▶ WRITTEN PROBLEM
Search the material and gather each line with "ylabel" in it.

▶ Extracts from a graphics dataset

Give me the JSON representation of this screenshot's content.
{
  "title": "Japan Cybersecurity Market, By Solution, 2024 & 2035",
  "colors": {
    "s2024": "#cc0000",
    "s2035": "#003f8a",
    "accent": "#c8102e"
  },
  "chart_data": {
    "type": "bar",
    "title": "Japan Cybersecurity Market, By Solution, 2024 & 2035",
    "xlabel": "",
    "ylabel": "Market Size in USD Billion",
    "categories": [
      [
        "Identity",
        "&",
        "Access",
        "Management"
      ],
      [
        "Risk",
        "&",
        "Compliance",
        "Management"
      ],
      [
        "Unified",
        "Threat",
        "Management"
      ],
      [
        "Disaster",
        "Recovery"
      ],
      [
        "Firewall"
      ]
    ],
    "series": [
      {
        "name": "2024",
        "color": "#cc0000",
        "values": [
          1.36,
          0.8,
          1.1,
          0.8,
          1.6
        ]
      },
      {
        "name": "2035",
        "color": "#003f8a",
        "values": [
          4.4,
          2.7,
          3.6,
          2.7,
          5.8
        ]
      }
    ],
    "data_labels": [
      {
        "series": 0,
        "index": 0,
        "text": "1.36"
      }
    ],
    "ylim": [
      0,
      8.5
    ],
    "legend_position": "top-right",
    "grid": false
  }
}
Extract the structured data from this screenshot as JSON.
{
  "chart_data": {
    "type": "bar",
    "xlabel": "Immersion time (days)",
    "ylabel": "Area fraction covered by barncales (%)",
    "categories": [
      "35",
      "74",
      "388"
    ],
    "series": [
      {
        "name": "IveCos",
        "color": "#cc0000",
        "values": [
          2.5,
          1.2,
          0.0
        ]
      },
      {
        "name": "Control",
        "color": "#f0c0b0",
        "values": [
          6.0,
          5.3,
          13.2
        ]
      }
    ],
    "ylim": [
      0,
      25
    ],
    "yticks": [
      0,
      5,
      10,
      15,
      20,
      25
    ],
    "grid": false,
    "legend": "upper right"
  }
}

▶ RESULT BELOW
    "ylabel": "Market Size in USD Billion",
    "ylabel": "Area fraction covered by barncales (%)",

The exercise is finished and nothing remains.